Extracted data entries:
>> Begin
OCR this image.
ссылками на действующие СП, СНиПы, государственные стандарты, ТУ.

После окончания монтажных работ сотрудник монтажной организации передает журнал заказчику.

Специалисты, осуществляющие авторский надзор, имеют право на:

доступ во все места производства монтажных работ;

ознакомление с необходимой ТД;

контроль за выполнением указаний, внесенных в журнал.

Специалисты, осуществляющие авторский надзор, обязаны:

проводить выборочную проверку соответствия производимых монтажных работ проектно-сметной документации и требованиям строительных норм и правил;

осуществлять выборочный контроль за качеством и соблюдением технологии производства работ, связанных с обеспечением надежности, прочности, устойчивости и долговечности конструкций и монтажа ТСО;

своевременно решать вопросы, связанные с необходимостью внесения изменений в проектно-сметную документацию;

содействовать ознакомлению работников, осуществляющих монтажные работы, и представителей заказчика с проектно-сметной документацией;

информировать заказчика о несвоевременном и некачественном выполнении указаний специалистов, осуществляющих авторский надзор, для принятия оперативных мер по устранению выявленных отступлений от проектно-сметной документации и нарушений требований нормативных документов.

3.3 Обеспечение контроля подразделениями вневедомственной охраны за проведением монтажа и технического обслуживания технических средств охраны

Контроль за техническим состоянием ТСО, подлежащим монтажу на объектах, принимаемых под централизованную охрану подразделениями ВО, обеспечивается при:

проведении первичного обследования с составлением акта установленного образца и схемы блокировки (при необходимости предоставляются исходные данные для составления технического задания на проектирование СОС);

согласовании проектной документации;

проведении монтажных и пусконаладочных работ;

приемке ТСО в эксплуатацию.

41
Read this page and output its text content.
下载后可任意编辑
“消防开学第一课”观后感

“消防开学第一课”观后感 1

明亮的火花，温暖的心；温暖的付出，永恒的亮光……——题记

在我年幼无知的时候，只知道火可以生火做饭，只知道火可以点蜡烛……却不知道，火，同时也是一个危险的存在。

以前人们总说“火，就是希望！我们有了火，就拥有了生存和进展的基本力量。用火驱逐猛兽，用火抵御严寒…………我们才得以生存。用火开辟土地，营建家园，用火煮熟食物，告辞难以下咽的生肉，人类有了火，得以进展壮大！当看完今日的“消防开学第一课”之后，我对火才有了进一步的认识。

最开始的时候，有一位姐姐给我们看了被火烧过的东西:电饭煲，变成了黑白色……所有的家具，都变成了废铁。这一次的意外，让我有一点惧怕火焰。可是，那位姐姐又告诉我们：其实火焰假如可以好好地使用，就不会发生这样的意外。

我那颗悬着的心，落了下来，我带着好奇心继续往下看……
>> End
◆ WHAT NEEDS TO BE DONE ◆
Copy every line that contains the string "this".

◆ FINAL ANSWER ◆
OCR this image.
Read this page and output its text content.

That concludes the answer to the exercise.